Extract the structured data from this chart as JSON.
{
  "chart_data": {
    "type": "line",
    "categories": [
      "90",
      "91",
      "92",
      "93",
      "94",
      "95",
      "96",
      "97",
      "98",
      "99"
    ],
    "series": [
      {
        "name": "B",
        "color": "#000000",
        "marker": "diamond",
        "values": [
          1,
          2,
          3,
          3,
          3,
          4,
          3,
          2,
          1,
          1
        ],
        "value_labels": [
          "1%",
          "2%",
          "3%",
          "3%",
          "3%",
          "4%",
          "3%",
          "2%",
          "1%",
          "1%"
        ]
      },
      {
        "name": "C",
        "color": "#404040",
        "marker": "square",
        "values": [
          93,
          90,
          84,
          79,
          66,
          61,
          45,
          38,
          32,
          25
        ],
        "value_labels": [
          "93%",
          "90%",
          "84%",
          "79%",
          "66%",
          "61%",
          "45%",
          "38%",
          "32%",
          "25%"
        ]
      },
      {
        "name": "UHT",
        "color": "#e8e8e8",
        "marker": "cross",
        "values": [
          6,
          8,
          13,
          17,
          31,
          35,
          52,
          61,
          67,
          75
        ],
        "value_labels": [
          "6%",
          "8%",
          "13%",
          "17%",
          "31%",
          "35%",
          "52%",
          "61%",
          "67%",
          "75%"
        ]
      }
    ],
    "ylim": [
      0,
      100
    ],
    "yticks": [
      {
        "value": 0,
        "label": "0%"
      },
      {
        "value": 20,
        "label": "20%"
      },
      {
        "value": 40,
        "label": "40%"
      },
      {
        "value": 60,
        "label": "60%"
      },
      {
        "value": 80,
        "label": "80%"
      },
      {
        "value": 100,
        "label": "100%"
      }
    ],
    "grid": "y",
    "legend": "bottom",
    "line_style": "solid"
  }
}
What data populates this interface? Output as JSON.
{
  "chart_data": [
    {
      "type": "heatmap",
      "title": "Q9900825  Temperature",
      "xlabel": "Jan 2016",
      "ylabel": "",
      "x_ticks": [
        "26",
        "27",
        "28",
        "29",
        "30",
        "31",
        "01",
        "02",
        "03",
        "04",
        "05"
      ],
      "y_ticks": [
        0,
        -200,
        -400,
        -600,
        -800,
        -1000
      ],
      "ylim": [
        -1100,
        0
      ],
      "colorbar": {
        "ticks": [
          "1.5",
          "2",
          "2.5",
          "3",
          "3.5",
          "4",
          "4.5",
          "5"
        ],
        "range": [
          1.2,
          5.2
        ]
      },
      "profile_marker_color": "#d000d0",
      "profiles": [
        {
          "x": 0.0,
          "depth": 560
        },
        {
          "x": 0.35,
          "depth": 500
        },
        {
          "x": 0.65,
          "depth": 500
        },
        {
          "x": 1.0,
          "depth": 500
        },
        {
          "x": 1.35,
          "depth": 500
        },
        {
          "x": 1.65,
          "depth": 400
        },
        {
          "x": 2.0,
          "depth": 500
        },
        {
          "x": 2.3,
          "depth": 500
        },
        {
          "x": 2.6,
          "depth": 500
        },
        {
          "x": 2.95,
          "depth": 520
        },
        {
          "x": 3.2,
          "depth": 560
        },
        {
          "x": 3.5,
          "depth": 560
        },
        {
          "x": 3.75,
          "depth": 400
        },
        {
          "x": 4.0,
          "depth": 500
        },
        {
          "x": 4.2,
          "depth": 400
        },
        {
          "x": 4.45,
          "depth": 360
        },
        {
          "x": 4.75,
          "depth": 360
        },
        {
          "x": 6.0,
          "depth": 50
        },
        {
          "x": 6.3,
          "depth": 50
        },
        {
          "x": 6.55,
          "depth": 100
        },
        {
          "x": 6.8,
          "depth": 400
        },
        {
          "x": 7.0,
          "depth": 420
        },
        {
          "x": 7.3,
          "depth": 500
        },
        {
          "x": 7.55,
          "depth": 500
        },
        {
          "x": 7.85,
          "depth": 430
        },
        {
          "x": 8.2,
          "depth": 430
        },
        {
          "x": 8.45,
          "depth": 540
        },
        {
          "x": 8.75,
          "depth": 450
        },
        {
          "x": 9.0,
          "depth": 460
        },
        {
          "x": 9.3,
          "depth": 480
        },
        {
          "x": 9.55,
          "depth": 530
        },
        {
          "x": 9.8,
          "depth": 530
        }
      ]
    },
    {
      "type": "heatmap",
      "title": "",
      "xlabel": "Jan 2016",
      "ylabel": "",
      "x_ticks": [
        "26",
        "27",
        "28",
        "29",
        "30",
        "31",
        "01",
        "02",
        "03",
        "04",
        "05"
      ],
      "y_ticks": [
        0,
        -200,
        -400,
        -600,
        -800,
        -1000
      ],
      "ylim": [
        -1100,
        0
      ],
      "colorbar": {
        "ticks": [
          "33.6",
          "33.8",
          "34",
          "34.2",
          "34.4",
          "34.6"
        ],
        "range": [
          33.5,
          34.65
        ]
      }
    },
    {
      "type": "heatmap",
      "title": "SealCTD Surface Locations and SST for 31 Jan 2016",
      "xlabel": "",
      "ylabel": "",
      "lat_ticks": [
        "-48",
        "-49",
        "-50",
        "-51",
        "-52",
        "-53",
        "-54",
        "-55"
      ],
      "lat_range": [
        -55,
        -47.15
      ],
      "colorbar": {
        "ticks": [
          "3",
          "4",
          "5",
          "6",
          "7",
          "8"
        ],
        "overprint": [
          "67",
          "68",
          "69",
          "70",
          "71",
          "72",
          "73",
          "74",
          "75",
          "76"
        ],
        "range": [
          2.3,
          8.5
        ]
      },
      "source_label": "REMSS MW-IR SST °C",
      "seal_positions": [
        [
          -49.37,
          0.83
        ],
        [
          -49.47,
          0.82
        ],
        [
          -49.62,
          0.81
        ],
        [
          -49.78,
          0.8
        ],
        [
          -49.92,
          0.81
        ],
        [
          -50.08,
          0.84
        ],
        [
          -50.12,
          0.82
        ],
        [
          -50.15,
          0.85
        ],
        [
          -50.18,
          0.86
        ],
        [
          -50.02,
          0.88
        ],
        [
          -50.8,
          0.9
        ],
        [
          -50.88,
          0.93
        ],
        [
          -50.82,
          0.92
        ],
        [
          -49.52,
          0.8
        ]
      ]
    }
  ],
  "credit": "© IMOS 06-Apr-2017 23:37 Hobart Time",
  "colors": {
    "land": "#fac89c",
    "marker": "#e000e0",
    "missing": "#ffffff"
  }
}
#####
**WORK TO DO**
Copy out the data shown above without altering anything.

**FINISHED EXERCISE**
Extract the structured data from this chart as JSON.
{
  "chart_data": {
    "type": "line",
    "categories": [
      "90",
      "91",
      "92",
      "93",
      "94",
      "95",
      "96",
      "97",
      "98",
      "99"
    ],
    "series": [
      {
        "name": "B",
        "color": "#000000",
        "marker": "diamond",
        "values": [
          1,
          2,
          3,
          3,
          3,
          4,
          3,
          2,
          1,
          1
        ],
        "value_labels": [
          "1%",
          "2%",
          "3%",
          "3%",
          "3%",
          "4%",
          "3%",
          "2%",
          "1%",
          "1%"
        ]
      },
      {
        "name": "C",
        "color": "#404040",
        "marker": "square",
        "values": [
          93,
          90,
          84,
          79,
          66,
          61,
          45,
          38,
          32,
          25
        ],
        "value_labels": [
          "93%",
          "90%",
          "84%",
          "79%",
          "66%",
          "61%",
          "45%",
          "38%",
          "32%",
          "25%"
        ]
      },
      {
        "name": "UHT",
        "color": "#e8e8e8",
        "marker": "cross",
        "values": [
          6,
          8,
          13,
          17,
          31,
          35,
          52,
          61,
          67,
          75
        ],
        "value_labels": [
          "6%",
          "8%",
          "13%",
          "17%",
          "31%",
          "35%",
          "52%",
          "61%",
          "67%",
          "75%"
        ]
      }
    ],
    "ylim": [
      0,
      100
    ],
    "yticks": [
      {
        "value": 0,
        "label": "0%"
      },
      {
        "value": 20,
        "label": "20%"
      },
      {
        "value": 40,
        "label": "40%"
      },
      {
        "value": 60,
        "label": "60%"
      },
      {
        "value": 80,
        "label": "80%"
      },
      {
        "value": 100,
        "label": "100%"
      }
    ],
    "grid": "y",
    "legend": "bottom",
    "line_style": "solid"
  }
}
What data populates this interface? Output as JSON.
{
  "chart_data": [
    {
      "type": "heatmap",
      "title": "Q9900825  Temperature",
      "xlabel": "Jan 2016",
      "ylabel": "",
      "x_ticks": [
        "26",
        "27",
        "28",
        "29",
        "30",
        "31",
        "01",
        "02",
        "03",
        "04",
        "05"
      ],
      "y_ticks": [
        0,
        -200,
        -400,
        -600,
        -800,
        -1000
      ],
      "ylim": [
        -1100,
        0
      ],
      "colorbar": {
        "ticks": [
          "1.5",
          "2",
          "2.5",
          "3",
          "3.5",
          "4",
          "4.5",
          "5"
        ],
        "range": [
          1.2,
          5.2
        ]
      },
      "profile_marker_color": "#d000d0",
      "profiles": [
        {
          "x": 0.0,
          "depth": 560
        },
        {
          "x": 0.35,
          "depth": 500
        },
        {
          "x": 0.65,
          "depth": 500
        },
        {
          "x": 1.0,
          "depth": 500
        },
        {
          "x": 1.35,
          "depth": 500
        },
        {
          "x": 1.65,
          "depth": 400
        },
        {
          "x": 2.0,
          "depth": 500
        },
        {
          "x": 2.3,
          "depth": 500
        },
        {
          "x": 2.6,
          "depth": 500
        },
        {
          "x": 2.95,
          "depth": 520
        },
        {
          "x": 3.2,
          "depth": 560
        },
        {
          "x": 3.5,
          "depth": 560
        },
        {
          "x": 3.75,
          "depth": 400
        },
        {
          "x": 4.0,
          "depth": 500
        },
        {
          "x": 4.2,
          "depth": 400
        },
        {
          "x": 4.45,
          "depth": 360
        },
        {
          "x": 4.75,
          "depth": 360
        },
        {
          "x": 6.0,
          "depth": 50
        },
        {
          "x": 6.3,
          "depth": 50
        },
        {
          "x": 6.55,
          "depth": 100
        },
        {
          "x": 6.8,
          "depth": 400
        },
        {
          "x": 7.0,
          "depth": 420
        },
        {
          "x": 7.3,
          "depth": 500
        },
        {
          "x": 7.55,
          "depth": 500
        },
        {
          "x": 7.85,
          "depth": 430
        },
        {
          "x": 8.2,
          "depth": 430
        },
        {
          "x": 8.45,
          "depth": 540
        },
        {
          "x": 8.75,
          "depth": 450
        },
        {
          "x": 9.0,
          "depth": 460
        },
        {
          "x": 9.3,
          "depth": 480
        },
        {
          "x": 9.55,
          "depth": 530
        },
        {
          "x": 9.8,
          "depth": 530
        }
      ]
    },
    {
      "type": "heatmap",
      "title": "",
      "xlabel": "Jan 2016",
      "ylabel": "",
      "x_ticks": [
        "26",
        "27",
        "28",
        "29",
        "30",
        "31",
        "01",
        "02",
        "03",
        "04",
        "05"
      ],
      "y_ticks": [
        0,
        -200,
        -400,
        -600,
        -800,
        -1000
      ],
      "ylim": [
        -1100,
        0
      ],
      "colorbar": {
        "ticks": [
          "33.6",
          "33.8",
          "34",
          "34.2",
          "34.4",
          "34.6"
        ],
        "range": [
          33.5,
          34.65
        ]
      }
    },
    {
      "type": "heatmap",
      "title": "SealCTD Surface Locations and SST for 31 Jan 2016",
      "xlabel": "",
      "ylabel": "",
      "lat_ticks": [
        "-48",
        "-49",
        "-50",
        "-51",
        "-52",
        "-53",
        "-54",
        "-55"
      ],
      "lat_range": [
        -55,
        -47.15
      ],
      "colorbar": {
        "ticks": [
          "3",
          "4",
          "5",
          "6",
          "7",
          "8"
        ],
        "overprint": [
          "67",
          "68",
          "69",
          "70",
          "71",
          "72",
          "73",
          "74",
          "75",
          "76"
        ],
        "range": [
          2.3,
          8.5
        ]
      },
      "source_label": "REMSS MW-IR SST °C",
      "seal_positions": [
        [
          -49.37,
          0.83
        ],
        [
          -49.47,
          0.82
        ],
        [
          -49.62,
          0.81
        ],
        [
          -49.78,
          0.8
        ],
        [
          -49.92,
          0.81
        ],
        [
          -50.08,
          0.84
        ],
        [
          -50.12,
          0.82
        ],
        [
          -50.15,
          0.85
        ],
        [
          -50.18,
          0.86
        ],
        [
          -50.02,
          0.88
        ],
        [
          -50.8,
          0.9
        ],
        [
          -50.88,
          0.93
        ],
        [
          -50.82,
          0.92
        ],
        [
          -49.52,
          0.8
        ]
      ]
    }
  ],
  "credit": "© IMOS 06-Apr-2017 23:37 Hobart Time",
  "colors": {
    "land": "#fac89c",
    "marker": "#e000e0",
    "missing": "#ffffff"
  }
}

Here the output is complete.